== Aim ==
Write out all lines holding the word "הסביבה".

== Source records ==
---+---

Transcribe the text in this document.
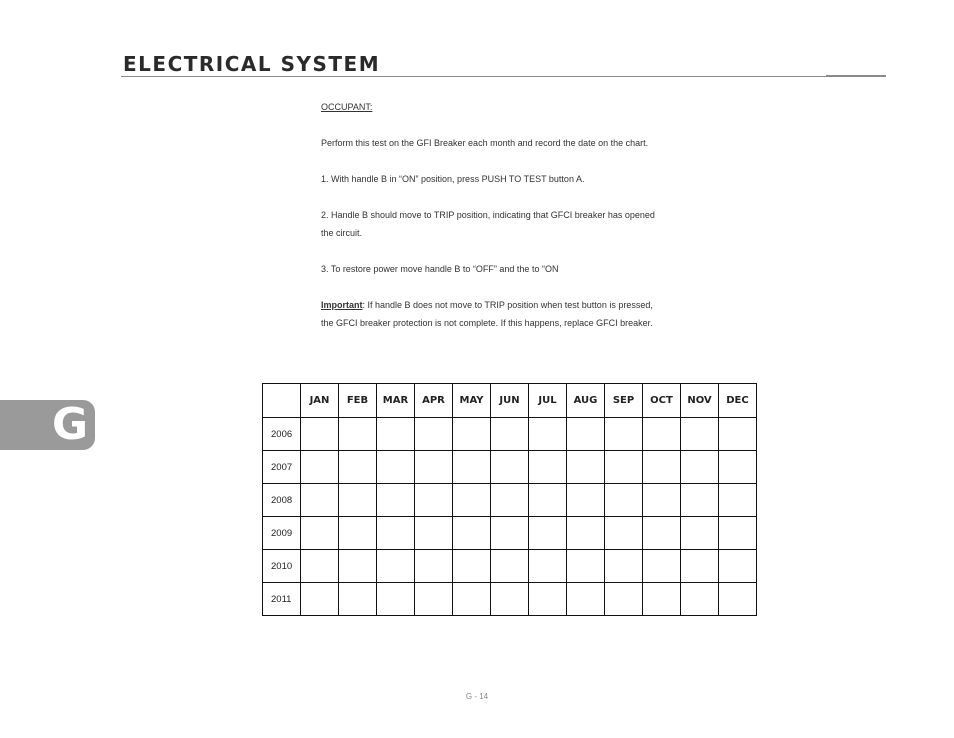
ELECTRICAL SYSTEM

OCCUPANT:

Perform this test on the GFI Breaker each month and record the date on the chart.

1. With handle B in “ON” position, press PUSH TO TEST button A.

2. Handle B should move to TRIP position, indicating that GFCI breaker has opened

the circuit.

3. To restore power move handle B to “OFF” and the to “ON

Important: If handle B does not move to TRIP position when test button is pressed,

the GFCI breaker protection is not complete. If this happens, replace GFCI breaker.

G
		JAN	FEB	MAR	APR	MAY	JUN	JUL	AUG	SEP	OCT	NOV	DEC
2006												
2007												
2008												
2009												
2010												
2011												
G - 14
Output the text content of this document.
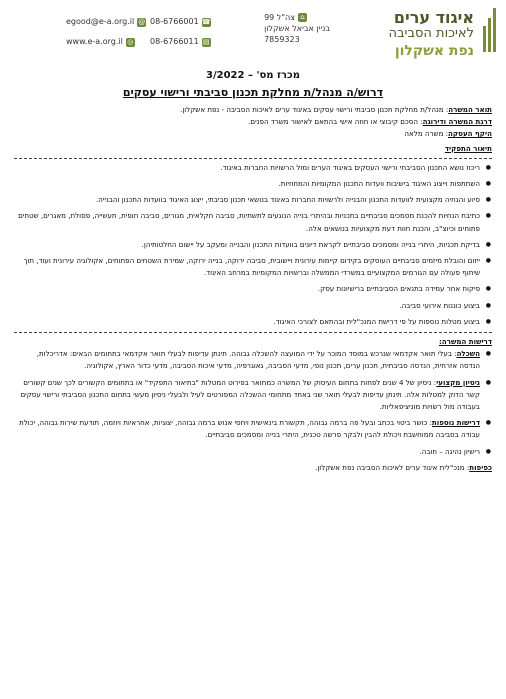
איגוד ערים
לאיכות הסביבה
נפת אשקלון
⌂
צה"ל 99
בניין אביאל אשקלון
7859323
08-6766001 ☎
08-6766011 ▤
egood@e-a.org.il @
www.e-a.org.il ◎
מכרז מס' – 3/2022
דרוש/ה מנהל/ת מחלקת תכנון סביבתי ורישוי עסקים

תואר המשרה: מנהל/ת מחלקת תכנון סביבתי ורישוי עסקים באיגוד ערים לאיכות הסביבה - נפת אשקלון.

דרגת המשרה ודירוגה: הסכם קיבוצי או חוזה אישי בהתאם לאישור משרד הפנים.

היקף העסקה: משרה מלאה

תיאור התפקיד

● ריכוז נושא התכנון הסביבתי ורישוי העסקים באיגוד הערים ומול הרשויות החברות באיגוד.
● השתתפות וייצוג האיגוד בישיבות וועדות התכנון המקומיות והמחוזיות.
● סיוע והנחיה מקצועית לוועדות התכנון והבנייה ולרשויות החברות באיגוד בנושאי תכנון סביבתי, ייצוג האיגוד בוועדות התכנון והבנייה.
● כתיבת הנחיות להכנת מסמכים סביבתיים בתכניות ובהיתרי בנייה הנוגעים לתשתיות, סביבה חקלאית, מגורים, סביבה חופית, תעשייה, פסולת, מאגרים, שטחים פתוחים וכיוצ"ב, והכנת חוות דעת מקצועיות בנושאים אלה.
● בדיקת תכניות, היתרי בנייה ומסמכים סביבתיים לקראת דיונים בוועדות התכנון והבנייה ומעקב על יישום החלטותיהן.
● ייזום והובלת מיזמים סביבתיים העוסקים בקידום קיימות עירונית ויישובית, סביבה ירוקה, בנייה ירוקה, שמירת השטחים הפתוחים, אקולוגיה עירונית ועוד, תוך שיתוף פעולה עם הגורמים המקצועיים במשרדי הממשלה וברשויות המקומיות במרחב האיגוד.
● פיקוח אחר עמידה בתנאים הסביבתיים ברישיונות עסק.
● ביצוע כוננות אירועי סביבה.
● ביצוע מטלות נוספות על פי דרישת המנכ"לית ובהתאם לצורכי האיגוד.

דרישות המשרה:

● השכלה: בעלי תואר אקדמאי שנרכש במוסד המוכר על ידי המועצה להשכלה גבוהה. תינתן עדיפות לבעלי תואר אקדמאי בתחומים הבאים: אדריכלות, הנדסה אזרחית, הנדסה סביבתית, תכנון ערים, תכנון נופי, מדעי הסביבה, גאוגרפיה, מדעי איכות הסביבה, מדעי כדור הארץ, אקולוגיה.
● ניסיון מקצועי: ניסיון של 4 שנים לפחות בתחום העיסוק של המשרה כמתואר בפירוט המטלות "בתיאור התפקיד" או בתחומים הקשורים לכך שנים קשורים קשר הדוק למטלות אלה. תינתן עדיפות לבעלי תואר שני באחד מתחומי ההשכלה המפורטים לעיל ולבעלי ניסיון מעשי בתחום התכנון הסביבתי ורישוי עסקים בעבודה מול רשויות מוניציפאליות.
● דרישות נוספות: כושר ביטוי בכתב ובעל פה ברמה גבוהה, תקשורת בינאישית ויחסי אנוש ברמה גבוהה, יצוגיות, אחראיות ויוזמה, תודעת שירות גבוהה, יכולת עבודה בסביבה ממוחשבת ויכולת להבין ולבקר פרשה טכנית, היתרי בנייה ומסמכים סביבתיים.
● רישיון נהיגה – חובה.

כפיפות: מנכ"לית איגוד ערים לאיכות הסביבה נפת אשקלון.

---+---

== Final result ==
לאיכות הסביבה
תואר המשרה: מנהל/ת מחלקת תכנון סביבתי ורישוי עסקים באיגוד ערים לאיכות הסביבה - נפת אשקלון.
● השכלה: בעלי תואר אקדמאי שנרכש במוסד המוכר על ידי המועצה להשכלה גבוהה. תינתן עדיפות לבעלי תואר אקדמאי בתחומים הבאים: אדריכלות, הנדסה אזרחית, הנדסה סביבתית, תכנון ערים, תכנון נופי, מדעי הסביבה, גאוגרפיה, מדעי איכות הסביבה, מדעי כדור הארץ, אקולוגיה.
כפיפות: מנכ"לית איגוד ערים לאיכות הסביבה נפת אשקלון.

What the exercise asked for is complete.